◆ SET EXERCISE: Your task is to output the entries below word for word.

◆ PROVIDED RECORDS:

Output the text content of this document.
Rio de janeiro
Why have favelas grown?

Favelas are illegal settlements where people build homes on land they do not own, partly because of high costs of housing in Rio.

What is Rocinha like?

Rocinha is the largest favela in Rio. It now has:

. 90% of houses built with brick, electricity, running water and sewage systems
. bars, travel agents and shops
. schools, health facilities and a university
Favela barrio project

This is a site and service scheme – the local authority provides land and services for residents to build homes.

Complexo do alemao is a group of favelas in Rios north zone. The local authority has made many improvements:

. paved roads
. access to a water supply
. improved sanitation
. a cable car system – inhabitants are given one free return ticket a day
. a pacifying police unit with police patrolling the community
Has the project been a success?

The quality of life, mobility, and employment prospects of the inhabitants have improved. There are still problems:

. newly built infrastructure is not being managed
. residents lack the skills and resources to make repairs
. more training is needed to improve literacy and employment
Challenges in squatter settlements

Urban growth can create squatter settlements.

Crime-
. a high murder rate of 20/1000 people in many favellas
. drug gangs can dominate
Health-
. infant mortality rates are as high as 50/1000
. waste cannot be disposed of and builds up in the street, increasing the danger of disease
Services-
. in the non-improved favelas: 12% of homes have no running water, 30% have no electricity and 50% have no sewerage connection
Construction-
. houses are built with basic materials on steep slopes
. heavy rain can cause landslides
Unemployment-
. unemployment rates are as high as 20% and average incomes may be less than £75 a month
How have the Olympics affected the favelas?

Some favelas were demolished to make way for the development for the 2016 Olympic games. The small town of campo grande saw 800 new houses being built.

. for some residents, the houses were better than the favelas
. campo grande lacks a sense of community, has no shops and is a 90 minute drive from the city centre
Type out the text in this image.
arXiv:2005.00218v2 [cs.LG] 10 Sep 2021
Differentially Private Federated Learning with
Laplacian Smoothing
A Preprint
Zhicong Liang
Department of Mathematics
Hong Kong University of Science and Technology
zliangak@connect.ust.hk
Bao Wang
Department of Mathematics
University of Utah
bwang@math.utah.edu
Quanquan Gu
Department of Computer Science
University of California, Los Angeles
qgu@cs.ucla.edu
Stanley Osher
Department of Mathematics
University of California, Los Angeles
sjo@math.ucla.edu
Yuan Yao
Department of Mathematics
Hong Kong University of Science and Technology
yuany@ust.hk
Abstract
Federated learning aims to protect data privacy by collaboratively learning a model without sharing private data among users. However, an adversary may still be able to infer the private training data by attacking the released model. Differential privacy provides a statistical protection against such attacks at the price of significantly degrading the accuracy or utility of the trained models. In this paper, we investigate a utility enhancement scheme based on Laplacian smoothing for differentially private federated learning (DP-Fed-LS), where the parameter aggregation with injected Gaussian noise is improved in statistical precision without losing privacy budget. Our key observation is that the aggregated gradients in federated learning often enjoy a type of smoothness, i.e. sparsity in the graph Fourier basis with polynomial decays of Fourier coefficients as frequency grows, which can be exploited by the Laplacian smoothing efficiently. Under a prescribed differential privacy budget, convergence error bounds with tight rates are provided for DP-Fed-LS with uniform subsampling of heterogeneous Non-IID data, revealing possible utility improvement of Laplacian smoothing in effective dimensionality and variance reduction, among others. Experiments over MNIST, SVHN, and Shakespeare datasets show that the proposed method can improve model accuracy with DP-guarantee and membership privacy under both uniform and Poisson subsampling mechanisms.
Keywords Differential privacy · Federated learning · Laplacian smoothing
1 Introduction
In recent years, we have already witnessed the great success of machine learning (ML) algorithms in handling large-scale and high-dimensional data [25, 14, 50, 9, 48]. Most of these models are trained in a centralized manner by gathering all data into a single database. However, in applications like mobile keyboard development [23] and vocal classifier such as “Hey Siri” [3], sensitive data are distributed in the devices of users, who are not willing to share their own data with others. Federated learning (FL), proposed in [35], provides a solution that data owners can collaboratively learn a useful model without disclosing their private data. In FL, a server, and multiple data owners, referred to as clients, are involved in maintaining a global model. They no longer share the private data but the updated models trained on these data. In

◆ RESULT OF THE EXERCISE:
Output the text content of this document.
Rio de janeiro
Why have favelas grown?

Favelas are illegal settlements where people build homes on land they do not own, partly because of high costs of housing in Rio.

What is Rocinha like?

Rocinha is the largest favela in Rio. It now has:

. 90% of houses built with brick, electricity, running water and sewage systems
. bars, travel agents and shops
. schools, health facilities and a university
Favela barrio project

This is a site and service scheme – the local authority provides land and services for residents to build homes.

Complexo do alemao is a group of favelas in Rios north zone. The local authority has made many improvements:

. paved roads
. access to a water supply
. improved sanitation
. a cable car system – inhabitants are given one free return ticket a day
. a pacifying police unit with police patrolling the community
Has the project been a success?

The quality of life, mobility, and employment prospects of the inhabitants have improved. There are still problems:

. newly built infrastructure is not being managed
. residents lack the skills and resources to make repairs
. more training is needed to improve literacy and employment
Challenges in squatter settlements

Urban growth can create squatter settlements.

Crime-
. a high murder rate of 20/1000 people in many favellas
. drug gangs can dominate
Health-
. infant mortality rates are as high as 50/1000
. waste cannot be disposed of and builds up in the street, increasing the danger of disease
Services-
. in the non-improved favelas: 12% of homes have no running water, 30% have no electricity and 50% have no sewerage connection
Construction-
. houses are built with basic materials on steep slopes
. heavy rain can cause landslides
Unemployment-
. unemployment rates are as high as 20% and average incomes may be less than £75 a month
How have the Olympics affected the favelas?

Some favelas were demolished to make way for the development for the 2016 Olympic games. The small town of campo grande saw 800 new houses being built.

. for some residents, the houses were better than the favelas
. campo grande lacks a sense of community, has no shops and is a 90 minute drive from the city centre
Type out the text in this image.
arXiv:2005.00218v2 [cs.LG] 10 Sep 2021
Differentially Private Federated Learning with
Laplacian Smoothing
A Preprint
Zhicong Liang
Department of Mathematics
Hong Kong University of Science and Technology
zliangak@connect.ust.hk
Bao Wang
Department of Mathematics
University of Utah
bwang@math.utah.edu
Quanquan Gu
Department of Computer Science
University of California, Los Angeles
qgu@cs.ucla.edu
Stanley Osher
Department of Mathematics
University of California, Los Angeles
sjo@math.ucla.edu
Yuan Yao
Department of Mathematics
Hong Kong University of Science and Technology
yuany@ust.hk
Abstract
Federated learning aims to protect data privacy by collaboratively learning a model without sharing private data among users. However, an adversary may still be able to infer the private training data by attacking the released model. Differential privacy provides a statistical protection against such attacks at the price of significantly degrading the accuracy or utility of the trained models. In this paper, we investigate a utility enhancement scheme based on Laplacian smoothing for differentially private federated learning (DP-Fed-LS), where the parameter aggregation with injected Gaussian noise is improved in statistical precision without losing privacy budget. Our key observation is that the aggregated gradients in federated learning often enjoy a type of smoothness, i.e. sparsity in the graph Fourier basis with polynomial decays of Fourier coefficients as frequency grows, which can be exploited by the Laplacian smoothing efficiently. Under a prescribed differential privacy budget, convergence error bounds with tight rates are provided for DP-Fed-LS with uniform subsampling of heterogeneous Non-IID data, revealing possible utility improvement of Laplacian smoothing in effective dimensionality and variance reduction, among others. Experiments over MNIST, SVHN, and Shakespeare datasets show that the proposed method can improve model accuracy with DP-guarantee and membership privacy under both uniform and Poisson subsampling mechanisms.
Keywords Differential privacy · Federated learning · Laplacian smoothing
1 Introduction
In recent years, we have already witnessed the great success of machine learning (ML) algorithms in handling large-scale and high-dimensional data [25, 14, 50, 9, 48]. Most of these models are trained in a centralized manner by gathering all data into a single database. However, in applications like mobile keyboard development [23] and vocal classifier such as “Hey Siri” [3], sensitive data are distributed in the devices of users, who are not willing to share their own data with others. Federated learning (FL), proposed in [35], provides a solution that data owners can collaboratively learn a useful model without disclosing their private data. In FL, a server, and multiple data owners, referred to as clients, are involved in maintaining a global model. They no longer share the private data but the updated models trained on these data. In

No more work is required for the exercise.